» **Goal 1**
In the forum thread on the derivative of |sin x|, at what value of x does the derivative of |x| fail to exist?

# Homework Help: Derivative of |sinx|

1. Jan 16, 2012

### PirateFan308

1. The problem statement, all variables and given/known data
Compute the derivatives of the following (where they are differentiable):
h) |sinx|

2. Relevant equations
Chain rule: (f°g)'(c) = f'(g(c))(g'(c))

3. The attempt at a solution
Let f=|x| and g=sin x
(f°g)'(c) = f'(g(x))g'(c) = f'(sin x)(cos x)
But I don't know what (|x|)' is. It's +1 when x>0 and -1 when x<0 and it's not differentiable at 0, but then there is no x to plug g into, and looking at the graph, I don't think this would be right. Thanks!

2. Jan 16, 2012

### Dickfore

Hint:
$$\vert x \vert \equiv \left\lbrace\begin{array}{rl} x &, \ x \ge 0 \\ -x &, \ x < 0 \end{array}\right.$$

Therefore:
$$\frac{d}{d x} \vert x \vert = \left\lbrace \begin{array}{rl} 1 &, \ x > 0 \\ -1 &, \ x < 0 \end{array}\right. \equiv \mathrm{sgn}(x)$$
The derivative does not exist at $x = 0$.

Then, use the chain rule.

3. Jan 16, 2012

### Simon Bridge

express the function piecewise to remove the absolute value sign.

» **Goal 2**
Update the rows from their start through the line containing "- bar-segment-kraken[interactable]: [675, 343, 689, 352]" by replacing "bitflyer" with "bitbank", keep everything else unchanged, and output only those lines.

Layout rows

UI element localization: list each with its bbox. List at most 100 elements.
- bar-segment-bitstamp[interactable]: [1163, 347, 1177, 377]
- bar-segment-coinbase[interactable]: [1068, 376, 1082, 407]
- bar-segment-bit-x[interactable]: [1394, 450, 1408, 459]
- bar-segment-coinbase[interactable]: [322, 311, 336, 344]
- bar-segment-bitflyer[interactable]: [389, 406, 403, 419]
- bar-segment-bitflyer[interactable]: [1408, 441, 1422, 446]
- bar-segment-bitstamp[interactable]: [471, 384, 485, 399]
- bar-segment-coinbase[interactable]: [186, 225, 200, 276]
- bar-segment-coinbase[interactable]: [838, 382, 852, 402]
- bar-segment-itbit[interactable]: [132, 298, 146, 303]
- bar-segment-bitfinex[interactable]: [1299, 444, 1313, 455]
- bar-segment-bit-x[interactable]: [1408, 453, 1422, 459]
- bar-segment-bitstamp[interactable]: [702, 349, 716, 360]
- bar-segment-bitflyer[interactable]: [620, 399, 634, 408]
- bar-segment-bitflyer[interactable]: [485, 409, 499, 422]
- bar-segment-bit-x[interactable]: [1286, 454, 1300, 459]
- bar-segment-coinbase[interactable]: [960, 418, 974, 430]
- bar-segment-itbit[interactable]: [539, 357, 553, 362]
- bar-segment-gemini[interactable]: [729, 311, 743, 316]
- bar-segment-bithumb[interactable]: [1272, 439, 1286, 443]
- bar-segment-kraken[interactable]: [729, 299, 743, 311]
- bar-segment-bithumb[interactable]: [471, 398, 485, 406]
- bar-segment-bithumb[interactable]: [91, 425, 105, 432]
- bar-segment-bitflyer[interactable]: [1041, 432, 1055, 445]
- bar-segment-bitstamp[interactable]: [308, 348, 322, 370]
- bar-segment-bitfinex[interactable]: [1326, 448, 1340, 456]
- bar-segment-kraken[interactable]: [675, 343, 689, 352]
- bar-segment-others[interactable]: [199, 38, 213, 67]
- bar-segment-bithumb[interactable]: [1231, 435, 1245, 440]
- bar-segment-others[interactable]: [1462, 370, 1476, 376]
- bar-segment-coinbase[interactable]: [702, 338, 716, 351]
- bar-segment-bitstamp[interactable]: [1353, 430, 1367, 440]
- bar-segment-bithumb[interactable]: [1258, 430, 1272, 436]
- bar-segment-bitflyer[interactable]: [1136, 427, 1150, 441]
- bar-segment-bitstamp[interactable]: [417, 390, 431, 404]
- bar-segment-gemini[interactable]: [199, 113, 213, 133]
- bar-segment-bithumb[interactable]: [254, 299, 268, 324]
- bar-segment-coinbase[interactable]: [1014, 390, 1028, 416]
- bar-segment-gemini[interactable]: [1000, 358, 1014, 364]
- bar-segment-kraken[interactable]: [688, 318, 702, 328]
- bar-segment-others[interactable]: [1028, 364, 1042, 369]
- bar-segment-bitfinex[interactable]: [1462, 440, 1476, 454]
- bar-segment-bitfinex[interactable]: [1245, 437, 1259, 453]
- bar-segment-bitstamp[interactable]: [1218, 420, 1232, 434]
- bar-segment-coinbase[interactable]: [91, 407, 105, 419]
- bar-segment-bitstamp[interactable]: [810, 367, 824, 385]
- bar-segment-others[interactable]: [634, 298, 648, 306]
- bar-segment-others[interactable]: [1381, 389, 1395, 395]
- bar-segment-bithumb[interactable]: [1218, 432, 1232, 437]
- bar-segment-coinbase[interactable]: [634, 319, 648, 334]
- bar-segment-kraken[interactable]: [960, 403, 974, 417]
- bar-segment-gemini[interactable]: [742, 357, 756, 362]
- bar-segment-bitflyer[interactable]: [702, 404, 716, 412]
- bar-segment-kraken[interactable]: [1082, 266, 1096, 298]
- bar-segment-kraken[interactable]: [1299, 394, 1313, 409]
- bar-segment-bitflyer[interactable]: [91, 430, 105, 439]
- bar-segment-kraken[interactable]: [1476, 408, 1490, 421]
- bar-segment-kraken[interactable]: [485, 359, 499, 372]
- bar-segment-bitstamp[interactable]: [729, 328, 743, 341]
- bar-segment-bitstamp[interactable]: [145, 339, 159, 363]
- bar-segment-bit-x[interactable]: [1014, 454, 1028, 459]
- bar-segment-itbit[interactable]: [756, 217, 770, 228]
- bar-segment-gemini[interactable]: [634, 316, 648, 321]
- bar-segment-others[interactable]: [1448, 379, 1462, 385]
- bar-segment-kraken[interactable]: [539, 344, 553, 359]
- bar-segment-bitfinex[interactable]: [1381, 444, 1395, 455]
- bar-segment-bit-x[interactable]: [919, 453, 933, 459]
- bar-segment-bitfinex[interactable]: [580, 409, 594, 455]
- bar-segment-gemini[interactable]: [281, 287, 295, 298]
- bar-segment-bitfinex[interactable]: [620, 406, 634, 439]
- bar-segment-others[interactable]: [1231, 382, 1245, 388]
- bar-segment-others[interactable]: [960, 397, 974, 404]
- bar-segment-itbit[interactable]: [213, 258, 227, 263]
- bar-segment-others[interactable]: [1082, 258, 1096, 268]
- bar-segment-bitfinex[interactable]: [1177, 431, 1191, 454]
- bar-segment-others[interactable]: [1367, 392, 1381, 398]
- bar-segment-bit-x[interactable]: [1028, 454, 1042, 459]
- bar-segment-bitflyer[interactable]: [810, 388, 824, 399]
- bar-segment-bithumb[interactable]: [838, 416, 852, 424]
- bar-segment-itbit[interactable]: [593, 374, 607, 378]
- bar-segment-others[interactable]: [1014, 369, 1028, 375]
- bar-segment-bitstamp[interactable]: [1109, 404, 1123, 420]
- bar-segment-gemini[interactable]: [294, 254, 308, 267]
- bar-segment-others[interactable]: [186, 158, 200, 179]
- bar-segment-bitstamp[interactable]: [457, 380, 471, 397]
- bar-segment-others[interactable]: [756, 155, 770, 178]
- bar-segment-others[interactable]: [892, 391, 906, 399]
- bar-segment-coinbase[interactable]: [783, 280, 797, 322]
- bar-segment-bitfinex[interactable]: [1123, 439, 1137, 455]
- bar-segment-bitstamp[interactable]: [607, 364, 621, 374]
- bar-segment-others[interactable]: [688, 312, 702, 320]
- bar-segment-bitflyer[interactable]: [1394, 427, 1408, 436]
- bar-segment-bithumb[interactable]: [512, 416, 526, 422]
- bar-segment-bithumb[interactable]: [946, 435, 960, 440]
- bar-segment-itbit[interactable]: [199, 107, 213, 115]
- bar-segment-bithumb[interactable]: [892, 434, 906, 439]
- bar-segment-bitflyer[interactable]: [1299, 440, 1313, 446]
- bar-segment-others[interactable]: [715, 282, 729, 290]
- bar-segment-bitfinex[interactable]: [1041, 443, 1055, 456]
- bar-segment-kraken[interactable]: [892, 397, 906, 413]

» **Full response 1**
At x = 0.

» **Full response 2**
UI element localization: list each with its bbox. List at most 100 elements.
- bar-segment-bitstamp[interactable]: [1163, 347, 1177, 377]
- bar-segment-coinbase[interactable]: [1068, 376, 1082, 407]
- bar-segment-bit-x[interactable]: [1394, 450, 1408, 459]
- bar-segment-coinbase[interactable]: [322, 311, 336, 344]
- bar-segment-bitbank[interactable]: [389, 406, 403, 419]
- bar-segment-bitbank[interactable]: [1408, 441, 1422, 446]
- bar-segment-bitstamp[interactable]: [471, 384, 485, 399]
- bar-segment-coinbase[interactable]: [186, 225, 200, 276]
- bar-segment-coinbase[interactable]: [838, 382, 852, 402]
- bar-segment-itbit[interactable]: [132, 298, 146, 303]
- bar-segment-bitfinex[interactable]: [1299, 444, 1313, 455]
- bar-segment-bit-x[interactable]: [1408, 453, 1422, 459]
- bar-segment-bitstamp[interactable]: [702, 349, 716, 360]
- bar-segment-bitbank[interactable]: [620, 399, 634, 408]
- bar-segment-bitbank[interactable]: [485, 409, 499, 422]
- bar-segment-bit-x[interactable]: [1286, 454, 1300, 459]
- bar-segment-coinbase[interactable]: [960, 418, 974, 430]
- bar-segment-itbit[interactable]: [539, 357, 553, 362]
- bar-segment-gemini[interactable]: [729, 311, 743, 316]
- bar-segment-bithumb[interactable]: [1272, 439, 1286, 443]
- bar-segment-kraken[interactable]: [729, 299, 743, 311]
- bar-segment-bithumb[interactable]: [471, 398, 485, 406]
- bar-segment-bithumb[interactable]: [91, 425, 105, 432]
- bar-segment-bitbank[interactable]: [1041, 432, 1055, 445]
- bar-segment-bitstamp[interactable]: [308, 348, 322, 370]
- bar-segment-bitfinex[interactable]: [1326, 448, 1340, 456]
- bar-segment-kraken[interactable]: [675, 343, 689, 352]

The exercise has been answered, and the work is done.